→ Given task
Below are some records. How many of their lines contain the string "header"? Give the number only.

→ Material provided
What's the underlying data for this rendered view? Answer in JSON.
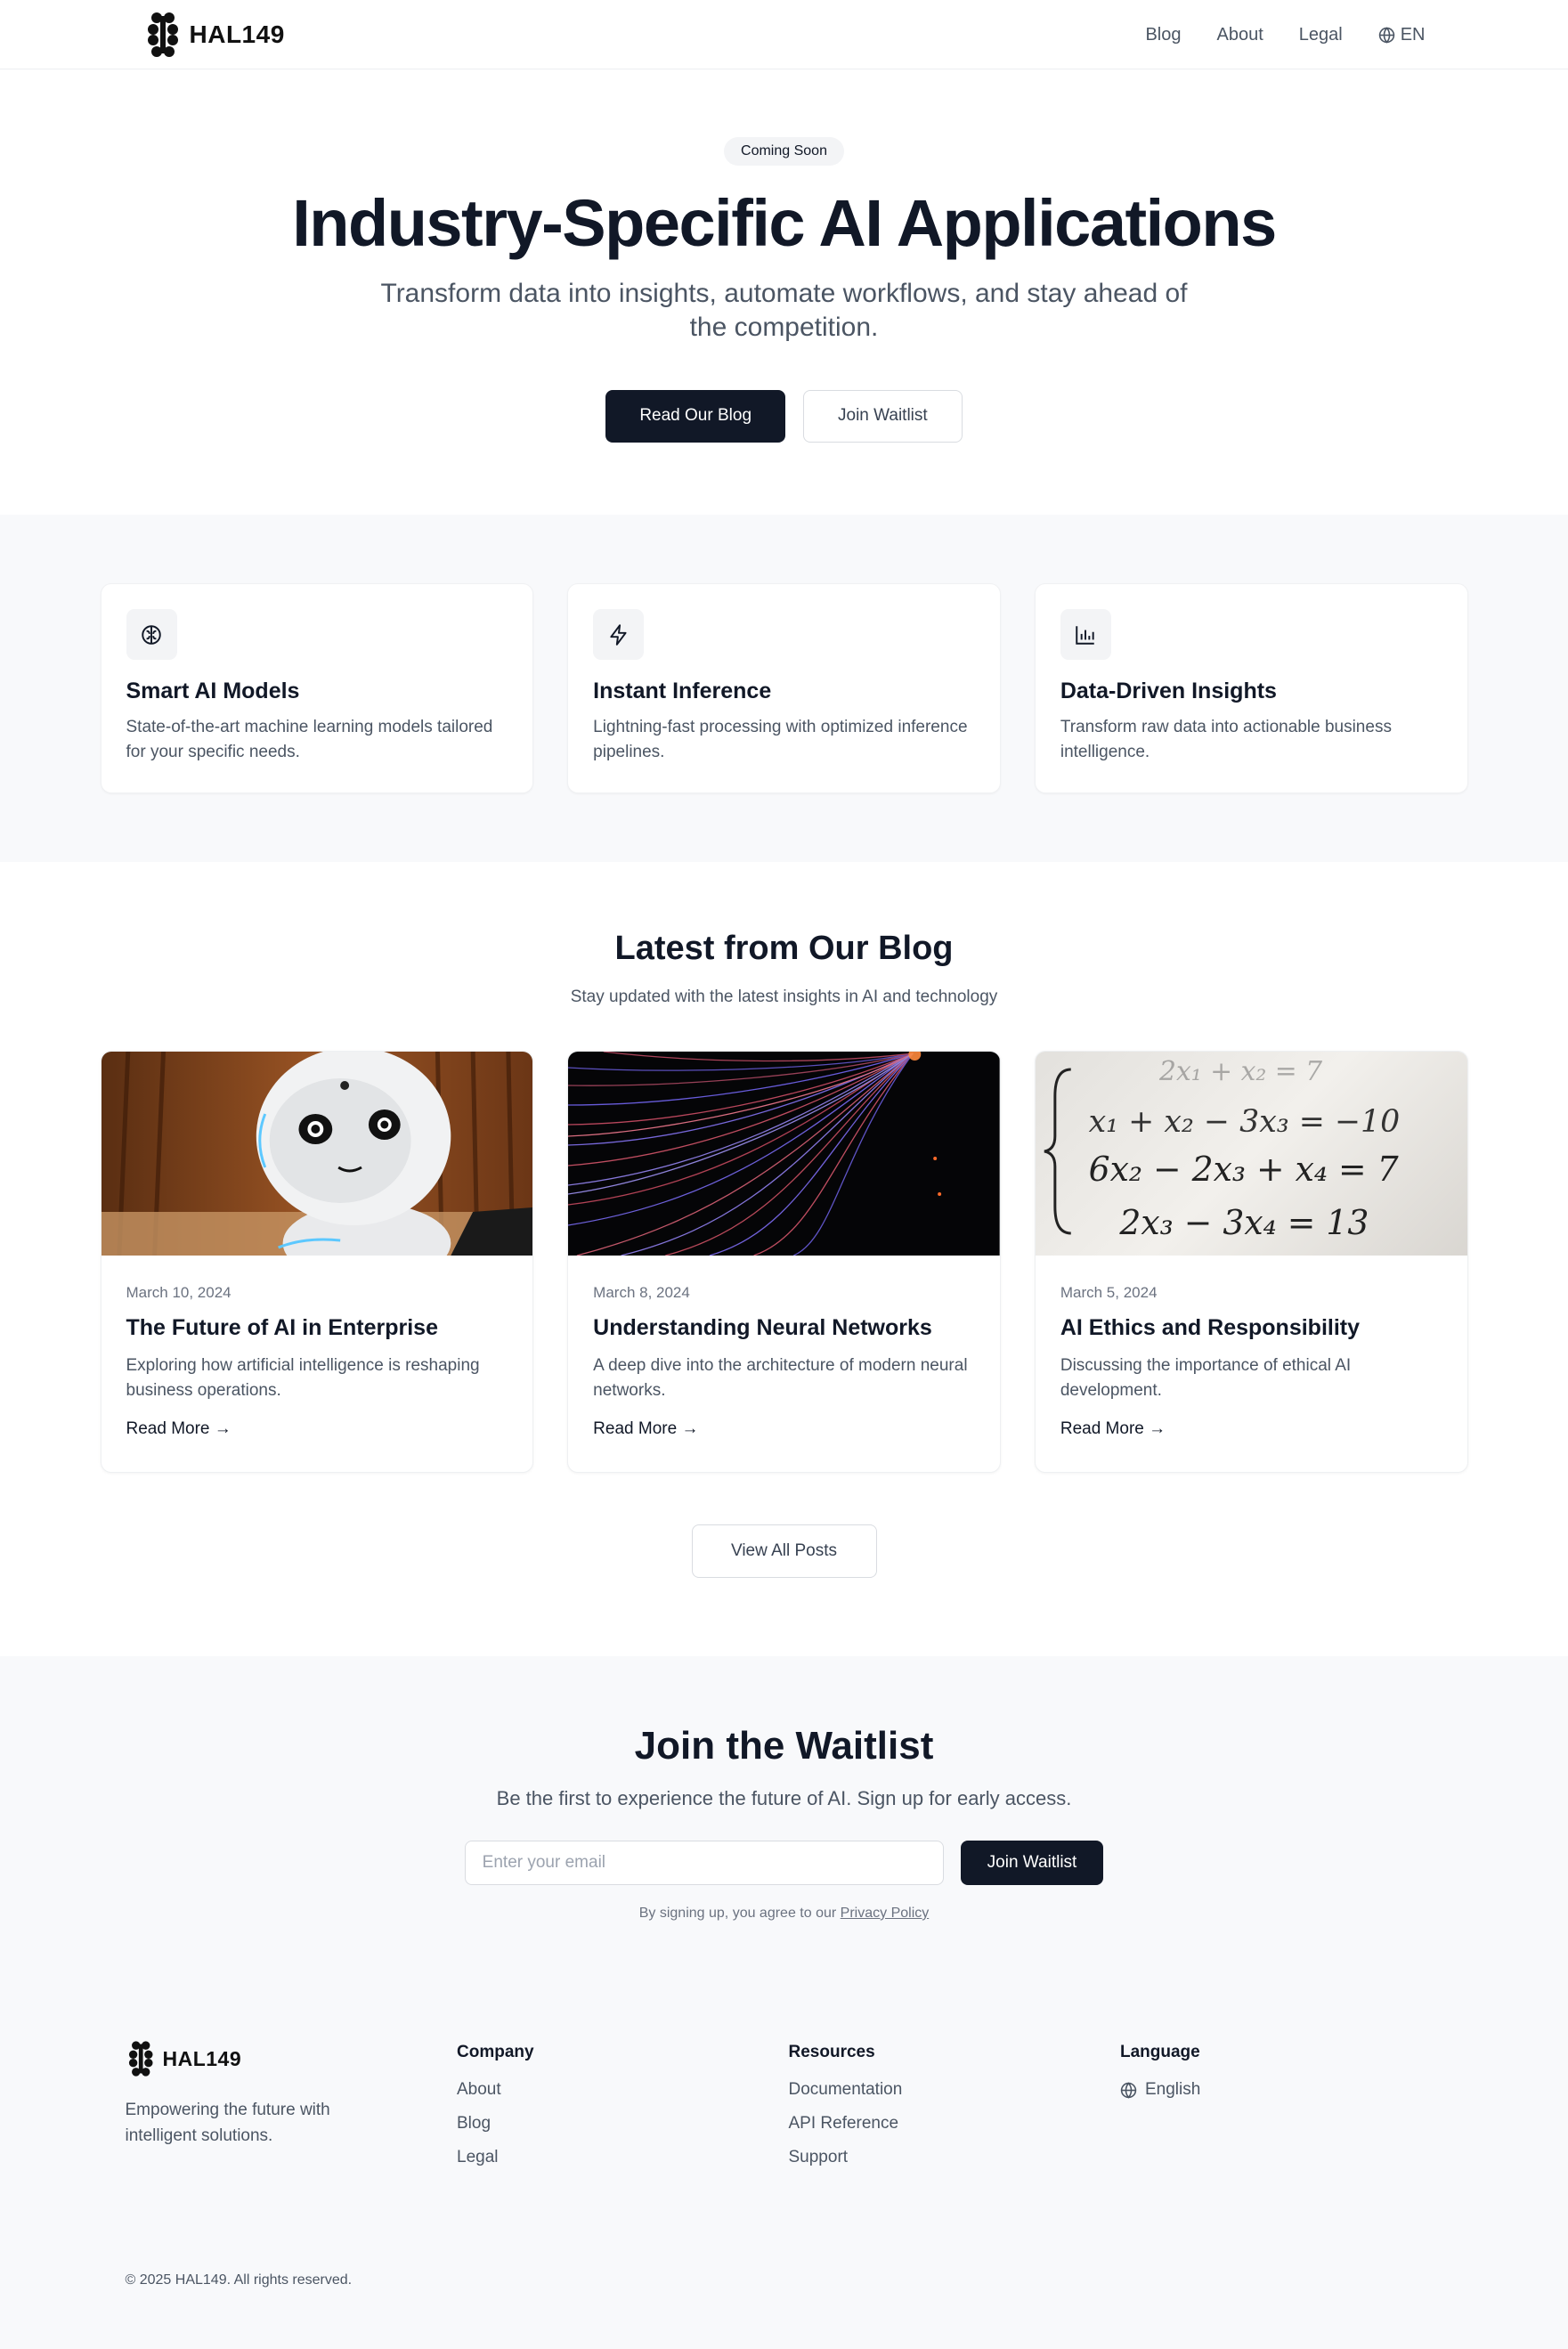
{
  "brand": {
    "name": "HAL149"
  },
  "nav": {
    "links": [
      "Blog",
      "About",
      "Legal"
    ],
    "lang_label": "EN"
  },
  "hero": {
    "badge": "Coming Soon",
    "title": "Industry-Specific AI Applications",
    "subtitle": "Transform data into insights, automate workflows, and stay ahead of the competition.",
    "primary_btn": "Read Our Blog",
    "secondary_btn": "Join Waitlist"
  },
  "features": [
    {
      "icon": "brain-icon",
      "title": "Smart AI Models",
      "desc": "State-of-the-art machine learning models tailored for your specific needs."
    },
    {
      "icon": "lightning-icon",
      "title": "Instant Inference",
      "desc": "Lightning-fast processing with optimized inference pipelines."
    },
    {
      "icon": "bar-chart-icon",
      "title": "Data-Driven Insights",
      "desc": "Transform raw data into actionable business intelligence."
    }
  ],
  "blog": {
    "title": "Latest from Our Blog",
    "subtitle": "Stay updated with the latest insights in AI and technology",
    "posts": [
      {
        "date": "March 10, 2024",
        "title": "The Future of AI in Enterprise",
        "excerpt": "Exploring how artificial intelligence is reshaping business operations.",
        "link": "Read More →"
      },
      {
        "date": "March 8, 2024",
        "title": "Understanding Neural Networks",
        "excerpt": "A deep dive into the architecture of modern neural networks.",
        "link": "Read More →"
      },
      {
        "date": "March 5, 2024",
        "title": "AI Ethics and Responsibility",
        "excerpt": "Discussing the importance of ethical AI development.",
        "link": "Read More →"
      }
    ],
    "view_all": "View All Posts"
  },
  "waitlist": {
    "title": "Join the Waitlist",
    "subtitle": "Be the first to experience the future of AI. Sign up for early access.",
    "email_placeholder": "Enter your email",
    "button": "Join Waitlist",
    "note_prefix": "By signing up, you agree to our",
    "note_link": "Privacy Policy"
  },
  "footer": {
    "tagline": "Empowering the future with intelligent solutions.",
    "company": {
      "heading": "Company",
      "links": [
        "About",
        "Blog",
        "Legal"
      ]
    },
    "resources": {
      "heading": "Resources",
      "links": [
        "Documentation",
        "API Reference",
        "Support"
      ]
    },
    "language": {
      "heading": "Language",
      "current": "English"
    },
    "copyright": "© 2025 HAL149. All rights reserved."
  },
  "colors": {
    "dark": "#111827",
    "muted": "#4b5563",
    "section_bg": "#f8f9fb"
  },
  "equation_lines": [
    "2x₁ + x₂ = 7",
    "x₁ + x₂ − 3x₃ = −10",
    "6x₂ − 2x₃ + x₄ = 7",
    "2x₃ − 3x₄ = 13"
  ]
}
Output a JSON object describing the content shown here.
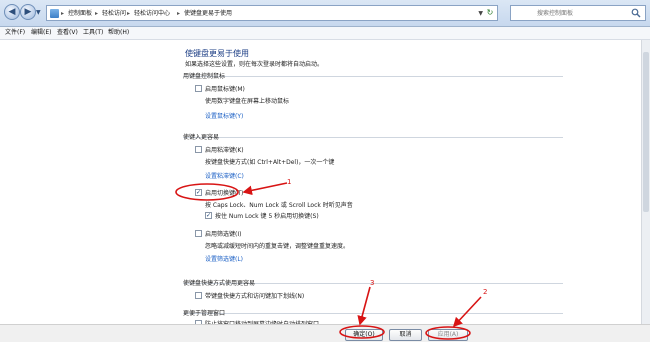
{
  "address": {
    "crumbs": [
      "控制面板",
      "轻松访问",
      "轻松访问中心",
      "使键盘更易于使用"
    ],
    "separator": "▸",
    "search_placeholder": "搜索控制面板"
  },
  "menu": [
    "文件(F)",
    "编辑(E)",
    "查看(V)",
    "工具(T)",
    "帮助(H)"
  ],
  "page": {
    "title": "使键盘更易于使用",
    "subtitle": "如果选择这些设置，则在每次登录时都将自动启动。"
  },
  "sections": {
    "mouse_keys": {
      "header": "用键盘控制鼠标",
      "checkbox": "启用鼠标键(M)",
      "checked": false,
      "desc": "使用数字键盘在屏幕上移动鼠标",
      "link": "设置鼠标键(Y)"
    },
    "typing": {
      "header": "使键入更容易",
      "sticky": {
        "checkbox": "启用粘滞键(K)",
        "checked": false,
        "desc": "按键盘快捷方式(如 Ctrl+Alt+Del)，一次一个键",
        "link": "设置粘滞键(C)"
      },
      "toggle": {
        "checkbox": "启用切换键(T)",
        "checked": true,
        "desc": "按 Caps Lock、Num Lock 或 Scroll Lock 时听见声音",
        "sub_checkbox": "按住 Num Lock 键 5 秒启用切换键(S)",
        "sub_checked": true
      },
      "filter": {
        "checkbox": "启用筛选键(I)",
        "checked": false,
        "desc": "忽略或减缓短时间内的重复击键，调整键盘重复速度。",
        "link": "设置筛选键(L)"
      }
    },
    "shortcuts": {
      "header": "使键盘快捷方式使用更容易",
      "checkbox": "带键盘快捷方式和访问键加下划线(N)",
      "checked": false
    },
    "windows": {
      "header": "更便于管理窗口",
      "checkbox": "防止将窗口移动到屏幕边缘时自动排列窗口",
      "checked": false
    }
  },
  "buttons": {
    "ok": "确定(O)",
    "cancel": "取消",
    "apply": "应用(A)"
  },
  "annotations": [
    "1",
    "2",
    "3"
  ],
  "colors": {
    "annotation": "#d81414",
    "link": "#1a5fc5",
    "title": "#1e3f86"
  }
}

→ Final result
4